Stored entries
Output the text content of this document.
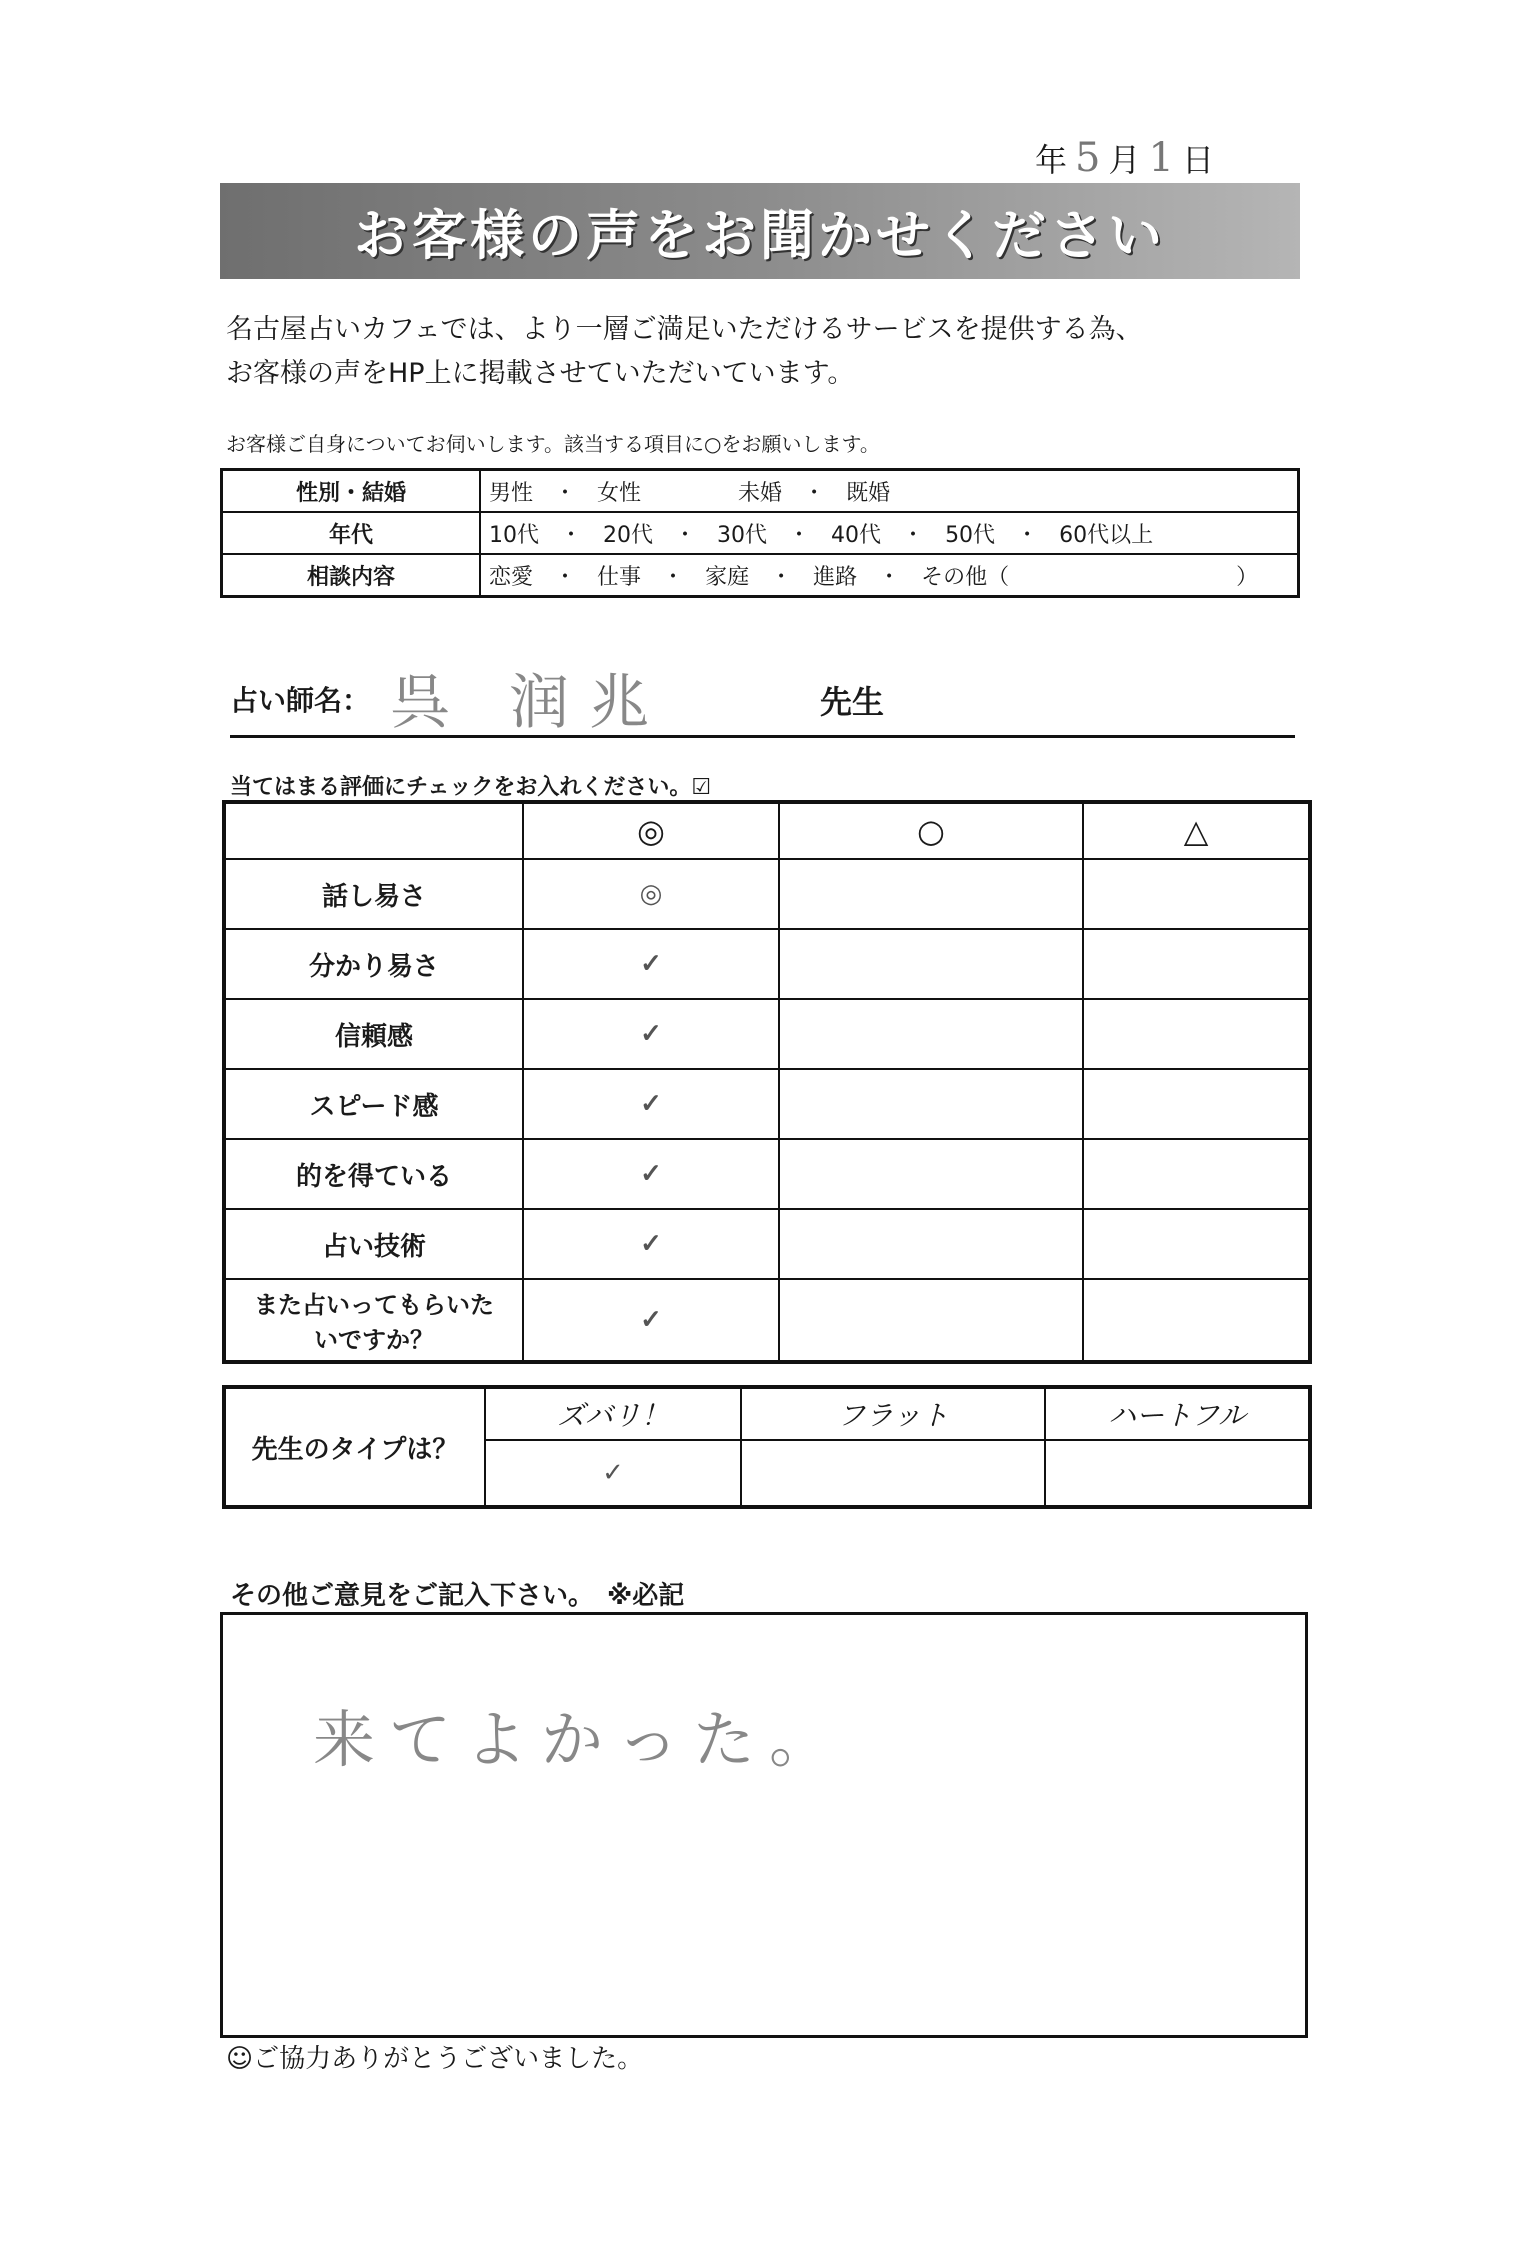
年 5 月 1 日
お客様の声をお聞かせください
名古屋占いカフェでは、より一層ご満足いただけるサービスを提供する為、
お客様の声をHP上に掲載させていただいています。
お客様ご自身についてお伺いします。該当する項目に○をお願いします。
性別・結婚	男性 ・ 女性 未婚 ・ 既婚
年代	10代 ・ 20代 ・ 30代 ・ 40代 ・ 50代 ・ 60代以上
相談内容	恋愛 ・ 仕事 ・ 家庭 ・ 進路 ・ その他（ ）
占い師名： 呉 润兆	先生
当てはまる評価にチェックをお入れください。☑
	◎	○	△
話し易さ	◎		
分かり易さ	✓		
信頼感	✓		
スピード感	✓		
的を得ている	✓		
占い技術	✓		
また占いってもらいたいですか？	✓		
先生のタイプは？	ズバリ！	フラット	ハートフル
	✓		
その他ご意見をご記入下さい。　※必記
来てよかった。
☺ご協力ありがとうございました。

Set exercise
Repeat the material verbatim. Do not carry over any picture.

Answer
Output the text content of this document.
年 5 月 1 日
お客様の声をお聞かせください
名古屋占いカフェでは、より一層ご満足いただけるサービスを提供する為、
お客様の声をHP上に掲載させていただいています。
お客様ご自身についてお伺いします。該当する項目に○をお願いします。
性別・結婚	男性 ・ 女性 未婚 ・ 既婚
年代	10代 ・ 20代 ・ 30代 ・ 40代 ・ 50代 ・ 60代以上
相談内容	恋愛 ・ 仕事 ・ 家庭 ・ 進路 ・ その他（ ）
占い師名： 呉 润兆	先生
当てはまる評価にチェックをお入れください。☑
	◎	○	△
話し易さ	◎		
分かり易さ	✓		
信頼感	✓		
スピード感	✓		
的を得ている	✓		
占い技術	✓		
また占いってもらいたいですか？	✓		
先生のタイプは？	ズバリ！	フラット	ハートフル
	✓		
その他ご意見をご記入下さい。　※必記
来てよかった。
☺ご協力ありがとうございました。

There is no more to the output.